------ Provided entries

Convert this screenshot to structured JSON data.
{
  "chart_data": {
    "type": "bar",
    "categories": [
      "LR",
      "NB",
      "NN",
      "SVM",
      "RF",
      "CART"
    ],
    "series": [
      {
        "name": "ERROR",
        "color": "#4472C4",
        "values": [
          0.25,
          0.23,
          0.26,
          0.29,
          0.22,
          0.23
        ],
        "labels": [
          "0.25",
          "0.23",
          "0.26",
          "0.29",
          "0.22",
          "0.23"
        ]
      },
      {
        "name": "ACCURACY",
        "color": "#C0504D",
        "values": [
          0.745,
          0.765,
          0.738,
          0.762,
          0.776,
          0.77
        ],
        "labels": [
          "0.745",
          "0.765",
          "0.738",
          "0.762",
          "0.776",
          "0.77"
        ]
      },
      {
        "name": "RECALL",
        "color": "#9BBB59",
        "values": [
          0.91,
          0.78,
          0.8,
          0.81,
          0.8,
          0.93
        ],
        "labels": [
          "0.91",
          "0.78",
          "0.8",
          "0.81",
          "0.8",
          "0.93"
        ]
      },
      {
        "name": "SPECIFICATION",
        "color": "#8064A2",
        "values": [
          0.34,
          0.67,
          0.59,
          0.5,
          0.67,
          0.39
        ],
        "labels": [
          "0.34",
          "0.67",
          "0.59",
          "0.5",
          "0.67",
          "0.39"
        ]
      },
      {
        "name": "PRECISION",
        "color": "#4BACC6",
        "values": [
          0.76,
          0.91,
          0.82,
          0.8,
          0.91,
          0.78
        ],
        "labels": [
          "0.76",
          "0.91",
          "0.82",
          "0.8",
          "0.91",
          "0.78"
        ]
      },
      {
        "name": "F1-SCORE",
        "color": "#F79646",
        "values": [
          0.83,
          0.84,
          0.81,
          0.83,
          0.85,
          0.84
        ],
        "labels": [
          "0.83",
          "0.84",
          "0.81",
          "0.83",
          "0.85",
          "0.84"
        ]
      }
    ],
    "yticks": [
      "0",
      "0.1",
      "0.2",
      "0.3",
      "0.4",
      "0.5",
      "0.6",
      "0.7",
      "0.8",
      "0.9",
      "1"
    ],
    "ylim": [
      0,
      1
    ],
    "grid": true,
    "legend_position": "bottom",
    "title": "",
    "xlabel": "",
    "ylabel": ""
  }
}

------------

• _Directive_: Copy all lines in the listing above where the string "color" appears.

• _Response to this task_:
        "color": "#4472C4",
        "color": "#C0504D",
        "color": "#9BBB59",
        "color": "#8064A2",
        "color": "#4BACC6",
        "color": "#F79646",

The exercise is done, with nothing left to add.